■ Given instruction ■
Write out each line in which the string "this" is present.

### Provided records

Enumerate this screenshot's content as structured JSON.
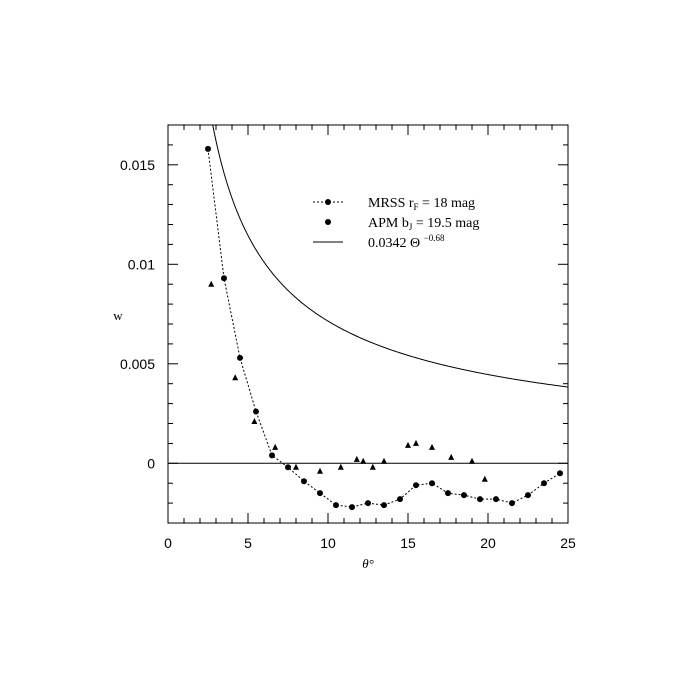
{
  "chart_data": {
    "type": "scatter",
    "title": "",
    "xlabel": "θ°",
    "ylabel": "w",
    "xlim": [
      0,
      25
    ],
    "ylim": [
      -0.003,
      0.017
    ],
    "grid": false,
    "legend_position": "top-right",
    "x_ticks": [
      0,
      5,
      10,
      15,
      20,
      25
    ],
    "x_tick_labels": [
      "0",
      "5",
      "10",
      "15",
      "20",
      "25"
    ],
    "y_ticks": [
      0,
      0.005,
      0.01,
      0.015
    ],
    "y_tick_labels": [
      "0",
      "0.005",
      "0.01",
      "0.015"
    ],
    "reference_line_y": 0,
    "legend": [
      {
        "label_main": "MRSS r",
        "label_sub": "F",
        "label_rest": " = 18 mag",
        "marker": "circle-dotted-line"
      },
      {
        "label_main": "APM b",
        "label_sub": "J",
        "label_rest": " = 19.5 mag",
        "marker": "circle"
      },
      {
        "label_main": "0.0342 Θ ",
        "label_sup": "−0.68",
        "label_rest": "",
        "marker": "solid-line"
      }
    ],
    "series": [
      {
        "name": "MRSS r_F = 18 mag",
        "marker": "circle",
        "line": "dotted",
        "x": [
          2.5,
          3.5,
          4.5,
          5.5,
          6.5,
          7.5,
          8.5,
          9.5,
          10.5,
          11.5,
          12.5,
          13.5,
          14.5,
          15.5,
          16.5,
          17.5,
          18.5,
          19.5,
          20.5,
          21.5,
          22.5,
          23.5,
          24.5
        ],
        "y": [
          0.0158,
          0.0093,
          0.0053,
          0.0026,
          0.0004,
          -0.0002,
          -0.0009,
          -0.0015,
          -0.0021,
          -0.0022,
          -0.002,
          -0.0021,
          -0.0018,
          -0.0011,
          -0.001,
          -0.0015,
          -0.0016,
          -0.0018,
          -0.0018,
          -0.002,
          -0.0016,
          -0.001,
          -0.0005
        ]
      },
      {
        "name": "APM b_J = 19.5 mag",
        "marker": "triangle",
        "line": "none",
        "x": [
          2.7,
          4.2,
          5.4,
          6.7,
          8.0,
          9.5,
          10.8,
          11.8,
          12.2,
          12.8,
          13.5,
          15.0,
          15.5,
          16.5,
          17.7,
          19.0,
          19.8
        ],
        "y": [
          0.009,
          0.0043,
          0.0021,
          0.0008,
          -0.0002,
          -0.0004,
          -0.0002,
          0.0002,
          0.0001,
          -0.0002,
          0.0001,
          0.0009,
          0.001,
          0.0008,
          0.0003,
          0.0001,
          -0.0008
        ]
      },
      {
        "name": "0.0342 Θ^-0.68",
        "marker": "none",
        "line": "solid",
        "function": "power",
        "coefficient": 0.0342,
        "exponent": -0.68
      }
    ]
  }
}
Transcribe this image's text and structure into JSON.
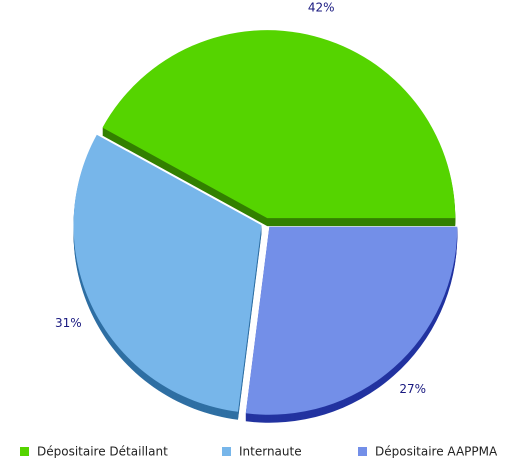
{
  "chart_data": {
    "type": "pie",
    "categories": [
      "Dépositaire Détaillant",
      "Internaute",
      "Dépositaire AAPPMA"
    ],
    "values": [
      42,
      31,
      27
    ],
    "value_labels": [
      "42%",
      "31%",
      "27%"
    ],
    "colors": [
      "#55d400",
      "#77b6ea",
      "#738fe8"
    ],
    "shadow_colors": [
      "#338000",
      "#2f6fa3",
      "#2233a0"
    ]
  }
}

######

■ Full output ■
Enumerate this screenshot's content as structured JSON.
Transcribe this image's text and structure into JSON.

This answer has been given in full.